:: RECORDS TO USE
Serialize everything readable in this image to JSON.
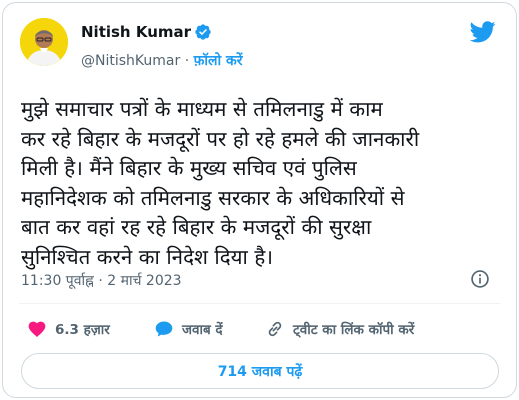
{
  "author": {
    "name": "Nitish Kumar",
    "handle": "@NitishKumar",
    "separator": "·",
    "follow_label": "फ़ॉलो करें",
    "verified": true
  },
  "tweet": {
    "lines": [
      "मुझे समाचार पत्रों के माध्यम से तमिलनाडु में काम",
      "कर रहे बिहार के मजदूरों पर हो रहे हमले की जानकारी",
      "मिली है। मैंने बिहार के मुख्य सचिव एवं पुलिस",
      "महानिदेशक को तमिलनाडु सरकार के अधिकारियों से",
      "बात कर वहां रह रहे बिहार के मजदूरों की सुरक्षा",
      "सुनिश्चित करने का निदेश दिया है।"
    ],
    "time": "11:30 पूर्वाह्न · 2 मार्च 2023"
  },
  "actions": {
    "likes": "6.3 हज़ार",
    "reply_label": "जवाब दें",
    "copy_link_label": "ट्वीट का लिंक कॉपी करें"
  },
  "replies_button_label": "714 जवाब पढ़ें",
  "icons": {
    "brand": "twitter-bird-icon",
    "verified": "verified-badge-icon",
    "info": "info-icon",
    "like": "heart-icon",
    "reply": "reply-bubble-icon",
    "link": "link-icon"
  },
  "colors": {
    "accent": "#1d9bf0",
    "like": "#f91880",
    "text": "#0f1419",
    "muted": "#536471",
    "avatar_bg": "#f5d60a"
  }
}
::::
INSTRUCTION:
Only lines with the word "verified" should be collected from the material.

CORRECT RESPONSE:
    "verified": true
    "verified": "verified-badge-icon",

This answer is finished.